## Problem description
Extract, from the records beneath this instruction, each line that contains the word "name".

## Recorded data
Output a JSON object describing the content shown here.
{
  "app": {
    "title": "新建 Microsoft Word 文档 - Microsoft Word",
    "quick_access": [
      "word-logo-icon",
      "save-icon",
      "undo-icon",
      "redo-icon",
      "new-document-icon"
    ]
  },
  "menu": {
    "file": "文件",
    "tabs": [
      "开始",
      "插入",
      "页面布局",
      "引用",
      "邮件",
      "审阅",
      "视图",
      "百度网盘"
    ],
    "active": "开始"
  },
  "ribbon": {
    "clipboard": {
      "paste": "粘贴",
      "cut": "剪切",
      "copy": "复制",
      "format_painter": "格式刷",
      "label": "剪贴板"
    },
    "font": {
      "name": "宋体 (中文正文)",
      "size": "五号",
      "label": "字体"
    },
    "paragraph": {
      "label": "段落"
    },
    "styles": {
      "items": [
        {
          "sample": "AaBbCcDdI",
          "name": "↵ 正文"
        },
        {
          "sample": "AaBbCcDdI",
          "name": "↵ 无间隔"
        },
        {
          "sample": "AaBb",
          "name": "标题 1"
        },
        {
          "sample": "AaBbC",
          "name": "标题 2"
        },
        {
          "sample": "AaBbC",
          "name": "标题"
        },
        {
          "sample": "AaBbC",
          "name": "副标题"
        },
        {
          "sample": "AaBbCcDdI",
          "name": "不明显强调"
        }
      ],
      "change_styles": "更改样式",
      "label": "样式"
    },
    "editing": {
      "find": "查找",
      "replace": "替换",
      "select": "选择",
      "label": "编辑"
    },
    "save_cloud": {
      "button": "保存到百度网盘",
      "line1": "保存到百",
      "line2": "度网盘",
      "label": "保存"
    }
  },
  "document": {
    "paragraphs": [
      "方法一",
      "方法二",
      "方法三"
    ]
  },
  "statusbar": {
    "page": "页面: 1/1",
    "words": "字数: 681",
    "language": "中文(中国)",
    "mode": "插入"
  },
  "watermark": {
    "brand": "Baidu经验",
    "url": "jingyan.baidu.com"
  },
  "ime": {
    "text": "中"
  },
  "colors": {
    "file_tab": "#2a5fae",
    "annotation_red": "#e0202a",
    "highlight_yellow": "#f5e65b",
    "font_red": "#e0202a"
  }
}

## Answer to the exercise
      "name": "宋体 (中文正文)",
          "name": "↵ 正文"
          "name": "↵ 无间隔"
          "name": "标题 1"
          "name": "标题 2"
          "name": "标题"
          "name": "副标题"
          "name": "不明显强调"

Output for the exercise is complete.